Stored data
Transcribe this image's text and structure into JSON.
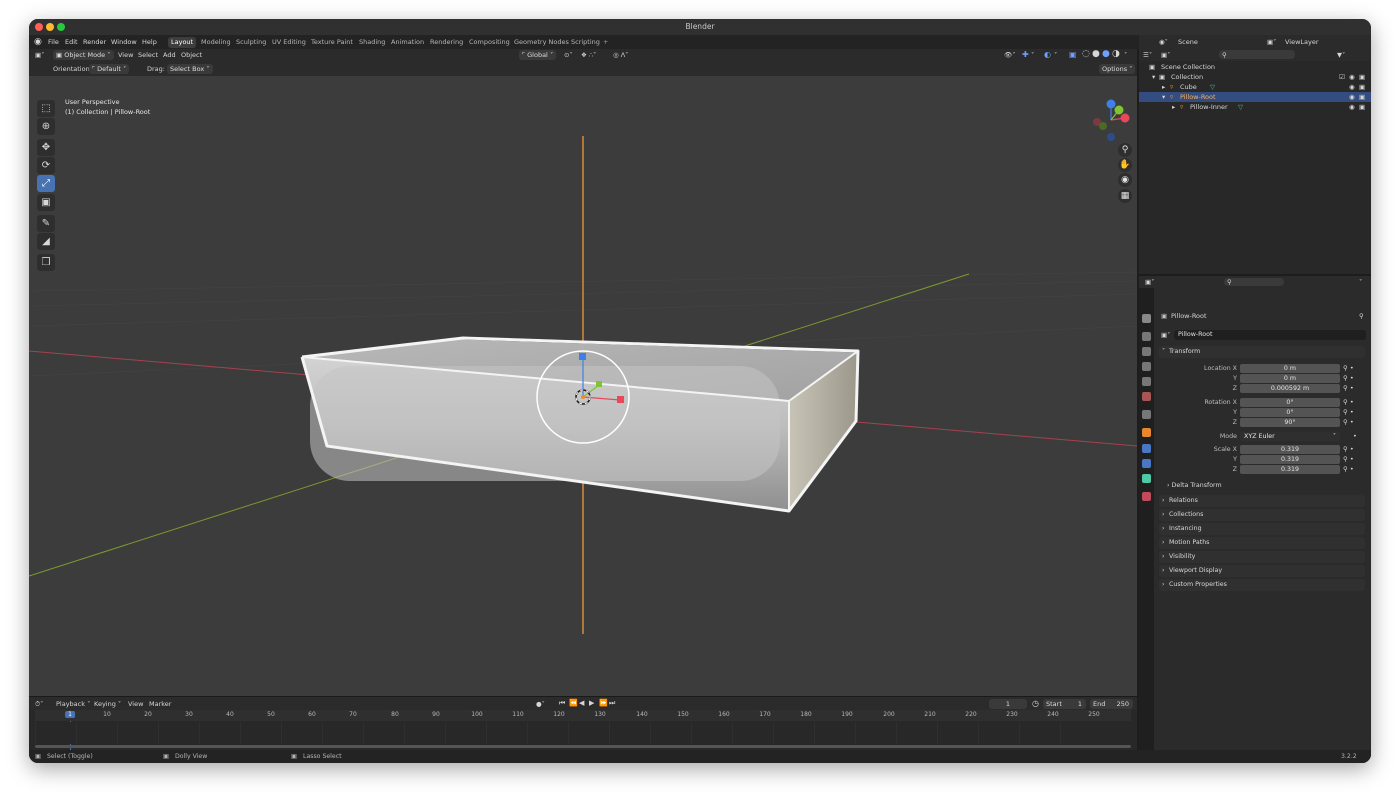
{
  "window": {
    "title": "Blender",
    "version": "3.2.2"
  },
  "menu": {
    "items": [
      "File",
      "Edit",
      "Render",
      "Window",
      "Help"
    ]
  },
  "workspaces": {
    "tabs": [
      "Layout",
      "Modeling",
      "Sculpting",
      "UV Editing",
      "Texture Paint",
      "Shading",
      "Animation",
      "Rendering",
      "Compositing",
      "Geometry Nodes",
      "Scripting"
    ],
    "active": "Layout",
    "add": "+"
  },
  "viewport_header": {
    "mode": "Object Mode",
    "menus": [
      "View",
      "Select",
      "Add",
      "Object"
    ],
    "transform_orientation": "Global"
  },
  "tool_header": {
    "orientation_label": "Orientation:",
    "orientation_value": "Default",
    "drag_label": "Drag:",
    "drag_value": "Select Box",
    "options": "Options"
  },
  "viewport": {
    "perspective": "User Perspective",
    "collection_info": "(1) Collection | Pillow-Root",
    "colors": {
      "bg": "#3c3c3c",
      "x_axis": "#a4424f",
      "y_axis": "#7d9a2e",
      "z_axis": "#e0923a",
      "selection": "#ffffff"
    }
  },
  "outliner": {
    "scene": "Scene",
    "view_layer": "ViewLayer",
    "items": [
      {
        "label": "Scene Collection",
        "depth": 0
      },
      {
        "label": "Collection",
        "depth": 1
      },
      {
        "label": "Cube",
        "depth": 2
      },
      {
        "label": "Pillow-Root",
        "depth": 2,
        "selected": true
      },
      {
        "label": "Pillow-Inner",
        "depth": 3
      }
    ]
  },
  "properties": {
    "object_name": "Pillow-Root",
    "data_name": "Pillow-Root",
    "transform": {
      "title": "Transform",
      "location": {
        "label": "Location X",
        "x": "0 m",
        "y": "0 m",
        "z": "0.000592 m"
      },
      "rotation": {
        "label": "Rotation X",
        "x": "0°",
        "y": "0°",
        "z": "90°"
      },
      "mode": {
        "label": "Mode",
        "value": "XYZ Euler"
      },
      "scale": {
        "label": "Scale X",
        "x": "0.319",
        "y": "0.319",
        "z": "0.319"
      },
      "axis_y": "Y",
      "axis_z": "Z",
      "delta": "Delta Transform"
    },
    "panels": [
      "Relations",
      "Collections",
      "Instancing",
      "Motion Paths",
      "Visibility",
      "Viewport Display",
      "Custom Properties"
    ]
  },
  "timeline": {
    "menus": [
      "Playback",
      "Keying",
      "View",
      "Marker"
    ],
    "current_frame": "1",
    "start_label": "Start",
    "start": "1",
    "end_label": "End",
    "end": "250",
    "ticks": [
      "1",
      "10",
      "20",
      "30",
      "40",
      "50",
      "60",
      "70",
      "80",
      "90",
      "100",
      "110",
      "120",
      "130",
      "140",
      "150",
      "160",
      "170",
      "180",
      "190",
      "200",
      "210",
      "220",
      "230",
      "240",
      "250"
    ]
  },
  "status_bar": {
    "select": "Select (Toggle)",
    "dolly": "Dolly View",
    "lasso": "Lasso Select"
  }
}
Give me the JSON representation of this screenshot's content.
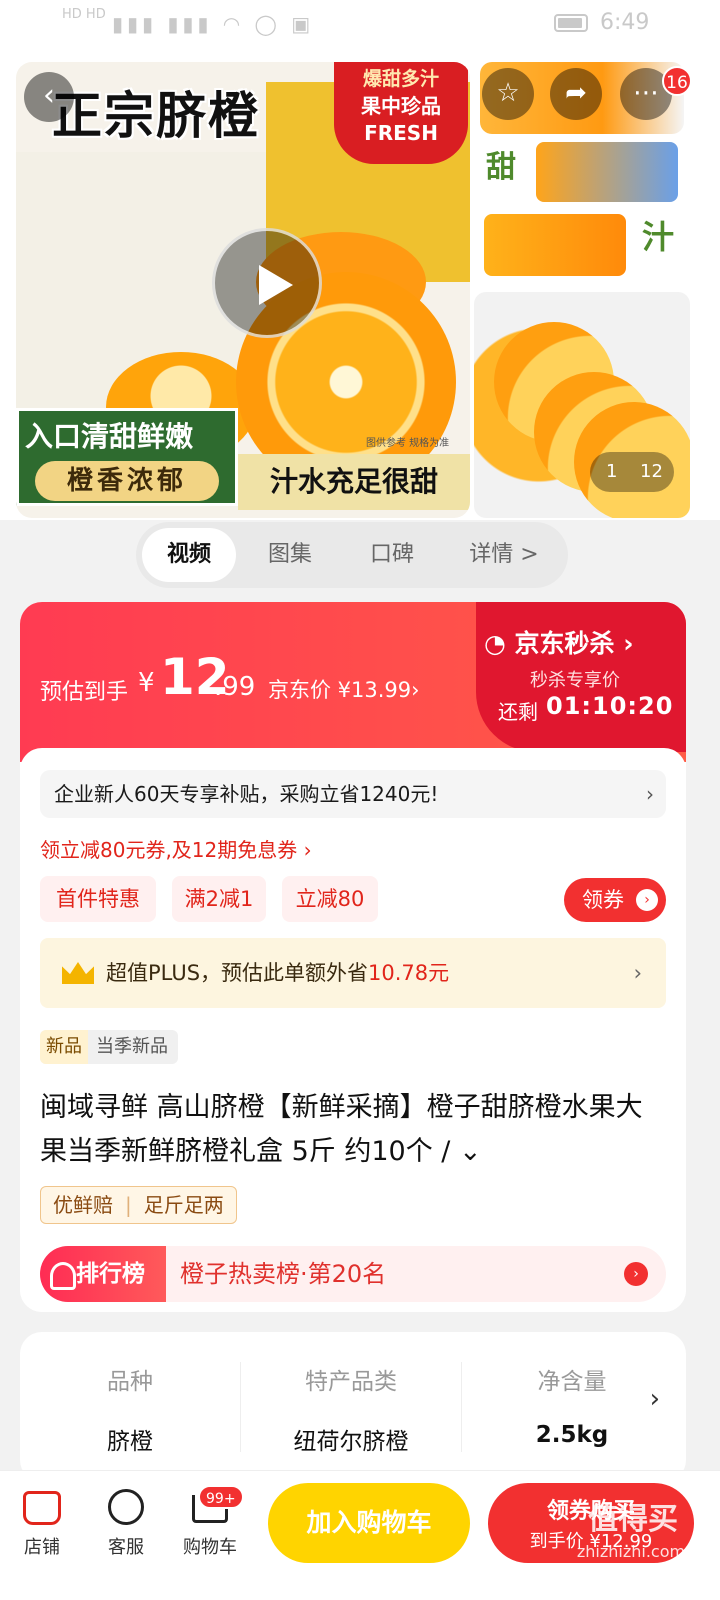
{
  "status": {
    "time": "6:49",
    "signal_glyphs": "▮▮▮ ▮▮▮ ◠ ◯ ▣",
    "carrier": "HD HD"
  },
  "gallery": {
    "hero_title": "正宗脐橙",
    "hero_tag_line1": "爆甜多汁",
    "hero_tag_line2": "果中珍品",
    "hero_tag_line3": "FRESH",
    "hero_green_line1": "入口清甜鲜嫩",
    "hero_green_line2": "橙香浓郁",
    "hero_yellow_line": "汁水充足很甜",
    "hero_note": "图供参考  规格为准",
    "thumb_char_sweet": "甜",
    "thumb_char_juice": "汁",
    "cart_count_badge": "16",
    "pager_current": "1",
    "pager_total": "12",
    "icons": {
      "back": "back-arrow-icon",
      "favorite": "star-icon",
      "share": "share-icon",
      "more": "more-dots-icon",
      "play": "play-icon"
    }
  },
  "tabs": [
    {
      "label": "视频"
    },
    {
      "label": "图集"
    },
    {
      "label": "口碑"
    },
    {
      "label": "详情 >"
    }
  ],
  "price": {
    "estimate_label": "预估到手",
    "currency": "¥",
    "integer": "12",
    "decimal": ".99",
    "jd_price": "京东价 ¥13.99",
    "jd_price_arrow": "›",
    "seckill_title": "京东秒杀",
    "seckill_subtitle": "秒杀专享价",
    "countdown_label": "还剩",
    "countdown": "01:10:20"
  },
  "promo": {
    "subsidy_text": "企业新人60天专享补贴，采购立省1240元!",
    "coupon_line": "领立减80元券,及12期免息券 ›",
    "tags": [
      "首件特惠",
      "满2减1",
      "立减80"
    ],
    "get_coupon_label": "领券",
    "plus_text": "超值PLUS，预估此单额外省",
    "plus_amount": "10.78元"
  },
  "product": {
    "new_tag": "新品",
    "new_tag_desc": "当季新品",
    "title": "闽域寻鲜 高山脐橙【新鲜采摘】橙子甜脐橙水果大果当季新鲜脐橙礼盒 5斤 约10个 / ⌄",
    "benefits": [
      "优鲜赔",
      "足斤足两"
    ],
    "rank_label": "排行榜",
    "rank_text": "橙子热卖榜·第20名"
  },
  "attributes": [
    {
      "key": "品种",
      "value": "脐橙"
    },
    {
      "key": "特产品类",
      "value": "纽荷尔脐橙"
    },
    {
      "key": "净含量",
      "value": "2.5kg"
    }
  ],
  "bottom_bar": {
    "shop_label": "店铺",
    "service_label": "客服",
    "cart_label": "购物车",
    "cart_badge": "99+",
    "add_to_cart": "加入购物车",
    "buy_line1": "领券购买",
    "buy_line2": "到手价 ¥12.99",
    "watermark": "值得买",
    "watermark_sub": "zhizhizhi.com"
  }
}
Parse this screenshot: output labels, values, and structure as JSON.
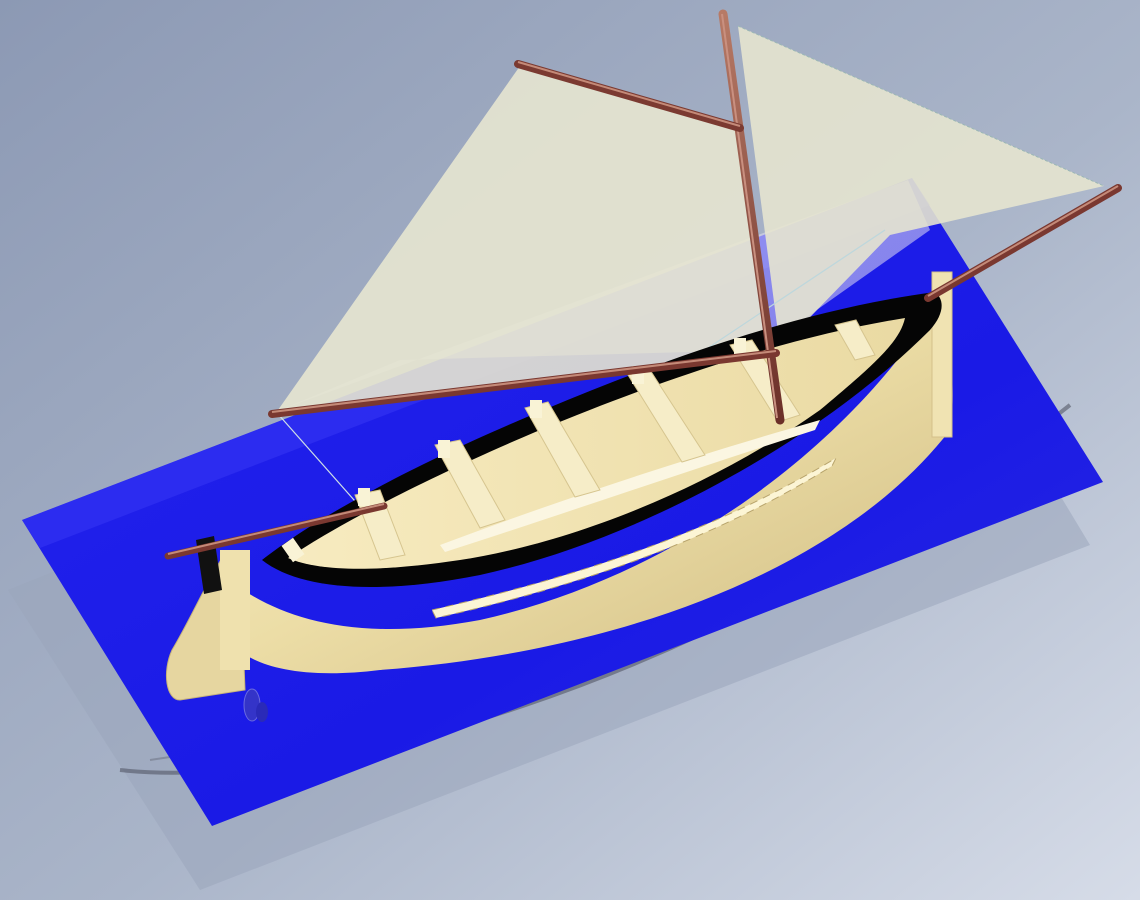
{
  "scene": {
    "description_visible_text": "",
    "colors": {
      "background_top": "#8e9cb6",
      "background_bottom": "#d4dae6",
      "water": "#1f1ff0",
      "hull": "#e9dba8",
      "interior": "#f3e6b8",
      "gunwale": "#000000",
      "sail": "#e8e6d2",
      "spar": "#7a3b32",
      "thwart": "#f6efcb"
    }
  }
}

### Exercise brief
Return the full material word for word. Do not include the pictures.

### Task response
Transcribe this image's text and structure into JSON.
{
  "window": {
    "title": "Blender",
    "version": "3.2.2"
  },
  "menu": {
    "items": [
      "File",
      "Edit",
      "Render",
      "Window",
      "Help"
    ]
  },
  "workspaces": {
    "tabs": [
      "Layout",
      "Modeling",
      "Sculpting",
      "UV Editing",
      "Texture Paint",
      "Shading",
      "Animation",
      "Rendering",
      "Compositing",
      "Geometry Nodes",
      "Scripting"
    ],
    "active": "Layout",
    "add": "+"
  },
  "viewport_header": {
    "mode": "Object Mode",
    "menus": [
      "View",
      "Select",
      "Add",
      "Object"
    ],
    "transform_orientation": "Global"
  },
  "tool_header": {
    "orientation_label": "Orientation:",
    "orientation_value": "Default",
    "drag_label": "Drag:",
    "drag_value": "Select Box",
    "options": "Options"
  },
  "viewport": {
    "perspective": "User Perspective",
    "collection_info": "(1) Collection | Pillow-Root",
    "colors": {
      "bg": "#3c3c3c",
      "x_axis": "#a4424f",
      "y_axis": "#7d9a2e",
      "z_axis": "#e0923a",
      "selection": "#ffffff"
    }
  },
  "outliner": {
    "scene": "Scene",
    "view_layer": "ViewLayer",
    "items": [
      {
        "label": "Scene Collection",
        "depth": 0
      },
      {
        "label": "Collection",
        "depth": 1
      },
      {
        "label": "Cube",
        "depth": 2
      },
      {
        "label": "Pillow-Root",
        "depth": 2,
        "selected": true
      },
      {
        "label": "Pillow-Inner",
        "depth": 3
      }
    ]
  },
  "properties": {
    "object_name": "Pillow-Root",
    "data_name": "Pillow-Root",
    "transform": {
      "title": "Transform",
      "location": {
        "label": "Location X",
        "x": "0 m",
        "y": "0 m",
        "z": "0.000592 m"
      },
      "rotation": {
        "label": "Rotation X",
        "x": "0°",
        "y": "0°",
        "z": "90°"
      },
      "mode": {
        "label": "Mode",
        "value": "XYZ Euler"
      },
      "scale": {
        "label": "Scale X",
        "x": "0.319",
        "y": "0.319",
        "z": "0.319"
      },
      "axis_y": "Y",
      "axis_z": "Z",
      "delta": "Delta Transform"
    },
    "panels": [
      "Relations",
      "Collections",
      "Instancing",
      "Motion Paths",
      "Visibility",
      "Viewport Display",
      "Custom Properties"
    ]
  },
  "timeline": {
    "menus": [
      "Playback",
      "Keying",
      "View",
      "Marker"
    ],
    "current_frame": "1",
    "start_label": "Start",
    "start": "1",
    "end_label": "End",
    "end": "250",
    "ticks": [
      "1",
      "10",
      "20",
      "30",
      "40",
      "50",
      "60",
      "70",
      "80",
      "90",
      "100",
      "110",
      "120",
      "130",
      "140",
      "150",
      "160",
      "170",
      "180",
      "190",
      "200",
      "210",
      "220",
      "230",
      "240",
      "250"
    ]
  },
  "status_bar": {
    "select": "Select (Toggle)",
    "dolly": "Dolly View",
    "lasso": "Lasso Select"
  }
}
Give me the JSON representation of this screenshot's content.
{
  "status": {
    "time": "6:49",
    "signal_glyphs": "▮▮▮ ▮▮▮ ◠ ◯ ▣",
    "carrier": "HD HD"
  },
  "gallery": {
    "hero_title": "正宗脐橙",
    "hero_tag_line1": "爆甜多汁",
    "hero_tag_line2": "果中珍品",
    "hero_tag_line3": "FRESH",
    "hero_green_line1": "入口清甜鲜嫩",
    "hero_green_line2": "橙香浓郁",
    "hero_yellow_line": "汁水充足很甜",
    "hero_note": "图供参考  规格为准",
    "thumb_char_sweet": "甜",
    "thumb_char_juice": "汁",
    "cart_count_badge": "16",
    "pager_current": "1",
    "pager_total": "12",
    "icons": {
      "back": "back-arrow-icon",
      "favorite": "star-icon",
      "share": "share-icon",
      "more": "more-dots-icon",
      "play": "play-icon"
    }
  },
  "tabs": [
    {
      "label": "视频"
    },
    {
      "label": "图集"
    },
    {
      "label": "口碑"
    },
    {
      "label": "详情 >"
    }
  ],
  "price": {
    "estimate_label": "预估到手",
    "currency": "¥",
    "integer": "12",
    "decimal": ".99",
    "jd_price": "京东价 ¥13.99",
    "jd_price_arrow": "›",
    "seckill_title": "京东秒杀",
    "seckill_subtitle": "秒杀专享价",
    "countdown_label": "还剩",
    "countdown": "01:10:20"
  },
  "promo": {
    "subsidy_text": "企业新人60天专享补贴，采购立省1240元!",
    "coupon_line": "领立减80元券,及12期免息券 ›",
    "tags": [
      "首件特惠",
      "满2减1",
      "立减80"
    ],
    "get_coupon_label": "领券",
    "plus_text": "超值PLUS，预估此单额外省",
    "plus_amount": "10.78元"
  },
  "product": {
    "new_tag": "新品",
    "new_tag_desc": "当季新品",
    "title": "闽域寻鲜 高山脐橙【新鲜采摘】橙子甜脐橙水果大果当季新鲜脐橙礼盒 5斤 约10个 / ⌄",
    "benefits": [
      "优鲜赔",
      "足斤足两"
    ],
    "rank_label": "排行榜",
    "rank_text": "橙子热卖榜·第20名"
  },
  "attributes": [
    {
      "key": "品种",
      "value": "脐橙"
    },
    {
      "key": "特产品类",
      "value": "纽荷尔脐橙"
    },
    {
      "key": "净含量",
      "value": "2.5kg"
    }
  ],
  "bottom_bar": {
    "shop_label": "店铺",
    "service_label": "客服",
    "cart_label": "购物车",
    "cart_badge": "99+",
    "add_to_cart": "加入购物车",
    "buy_line1": "领券购买",
    "buy_line2": "到手价 ¥12.99",
    "watermark": "值得买",
    "watermark_sub": "zhizhizhi.com"
  }
}
Parse this screenshot: output labels, values, and structure as JSON.
{
  "scene": {
    "description_visible_text": "",
    "colors": {
      "background_top": "#8e9cb6",
      "background_bottom": "#d4dae6",
      "water": "#1f1ff0",
      "hull": "#e9dba8",
      "interior": "#f3e6b8",
      "gunwale": "#000000",
      "sail": "#e8e6d2",
      "spar": "#7a3b32",
      "thwart": "#f6efcb"
    }
  }
}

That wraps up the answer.